**Stored records**
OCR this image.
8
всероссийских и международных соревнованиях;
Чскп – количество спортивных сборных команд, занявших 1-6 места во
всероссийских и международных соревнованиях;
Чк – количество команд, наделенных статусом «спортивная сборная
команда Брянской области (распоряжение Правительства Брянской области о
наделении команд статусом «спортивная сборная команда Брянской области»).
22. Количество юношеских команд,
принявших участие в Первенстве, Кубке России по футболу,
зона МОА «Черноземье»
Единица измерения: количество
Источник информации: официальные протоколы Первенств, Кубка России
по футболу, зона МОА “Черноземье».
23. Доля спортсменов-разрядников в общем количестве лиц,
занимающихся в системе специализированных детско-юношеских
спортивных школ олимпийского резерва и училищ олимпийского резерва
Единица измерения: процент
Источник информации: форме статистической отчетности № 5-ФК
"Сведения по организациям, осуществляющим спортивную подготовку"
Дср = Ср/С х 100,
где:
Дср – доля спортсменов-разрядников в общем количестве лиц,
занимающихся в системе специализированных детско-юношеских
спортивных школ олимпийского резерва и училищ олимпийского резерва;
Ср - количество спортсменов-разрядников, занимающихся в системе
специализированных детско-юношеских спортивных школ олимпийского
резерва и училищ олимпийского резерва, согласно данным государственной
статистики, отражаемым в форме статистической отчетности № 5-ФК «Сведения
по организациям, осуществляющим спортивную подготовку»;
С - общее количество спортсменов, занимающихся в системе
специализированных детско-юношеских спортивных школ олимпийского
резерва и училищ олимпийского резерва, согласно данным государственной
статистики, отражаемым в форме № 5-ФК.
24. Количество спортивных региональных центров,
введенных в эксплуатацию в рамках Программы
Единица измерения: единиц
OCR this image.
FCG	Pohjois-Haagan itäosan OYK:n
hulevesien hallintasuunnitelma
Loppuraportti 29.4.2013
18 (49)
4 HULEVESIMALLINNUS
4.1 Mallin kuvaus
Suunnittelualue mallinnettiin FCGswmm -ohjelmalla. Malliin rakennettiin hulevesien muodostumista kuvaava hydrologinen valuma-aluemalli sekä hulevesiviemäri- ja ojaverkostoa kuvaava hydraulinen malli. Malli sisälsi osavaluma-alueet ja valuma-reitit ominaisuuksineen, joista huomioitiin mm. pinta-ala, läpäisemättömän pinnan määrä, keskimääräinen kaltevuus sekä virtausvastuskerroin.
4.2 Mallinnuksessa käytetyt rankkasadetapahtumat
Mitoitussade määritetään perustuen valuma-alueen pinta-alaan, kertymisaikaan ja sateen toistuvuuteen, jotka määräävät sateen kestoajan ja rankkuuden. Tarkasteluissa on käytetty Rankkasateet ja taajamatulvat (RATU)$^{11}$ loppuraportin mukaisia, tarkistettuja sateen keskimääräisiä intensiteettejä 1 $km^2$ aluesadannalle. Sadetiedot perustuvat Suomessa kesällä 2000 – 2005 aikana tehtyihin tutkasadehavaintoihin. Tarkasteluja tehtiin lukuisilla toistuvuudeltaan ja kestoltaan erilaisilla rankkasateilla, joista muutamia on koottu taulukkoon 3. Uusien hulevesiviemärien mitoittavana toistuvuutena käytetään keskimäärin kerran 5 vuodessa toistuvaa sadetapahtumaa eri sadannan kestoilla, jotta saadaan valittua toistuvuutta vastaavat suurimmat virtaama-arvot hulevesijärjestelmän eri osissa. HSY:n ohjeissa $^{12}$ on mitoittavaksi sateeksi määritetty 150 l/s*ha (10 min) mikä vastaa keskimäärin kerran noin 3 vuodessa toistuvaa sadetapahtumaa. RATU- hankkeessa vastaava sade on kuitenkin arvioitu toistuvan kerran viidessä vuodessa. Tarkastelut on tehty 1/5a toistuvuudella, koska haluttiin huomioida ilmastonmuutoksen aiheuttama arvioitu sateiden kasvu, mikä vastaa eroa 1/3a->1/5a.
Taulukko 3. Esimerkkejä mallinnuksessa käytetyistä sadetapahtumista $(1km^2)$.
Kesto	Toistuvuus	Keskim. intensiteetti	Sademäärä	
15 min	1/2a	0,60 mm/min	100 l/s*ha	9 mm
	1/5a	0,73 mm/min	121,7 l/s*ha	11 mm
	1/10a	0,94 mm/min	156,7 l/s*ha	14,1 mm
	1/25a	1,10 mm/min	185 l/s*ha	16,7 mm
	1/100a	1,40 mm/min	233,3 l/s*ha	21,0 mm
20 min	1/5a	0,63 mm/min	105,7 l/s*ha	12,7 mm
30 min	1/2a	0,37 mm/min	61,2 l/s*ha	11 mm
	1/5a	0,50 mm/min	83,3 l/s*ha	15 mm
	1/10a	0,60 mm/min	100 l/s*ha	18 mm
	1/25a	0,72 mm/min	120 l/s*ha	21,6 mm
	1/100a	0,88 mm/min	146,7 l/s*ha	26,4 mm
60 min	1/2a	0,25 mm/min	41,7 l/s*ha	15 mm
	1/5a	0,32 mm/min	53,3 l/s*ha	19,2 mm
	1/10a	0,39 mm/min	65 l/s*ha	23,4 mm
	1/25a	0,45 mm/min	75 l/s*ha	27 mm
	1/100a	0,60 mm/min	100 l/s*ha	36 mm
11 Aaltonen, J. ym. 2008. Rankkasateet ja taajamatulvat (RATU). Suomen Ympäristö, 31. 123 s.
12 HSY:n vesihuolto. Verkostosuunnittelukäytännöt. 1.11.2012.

**Exercise details**
List every line above containing the word "России".

**Answer below**
принявших участие в Первенстве, Кубке России по футболу,
Источник информации: официальные протоколы Первенств, Кубка России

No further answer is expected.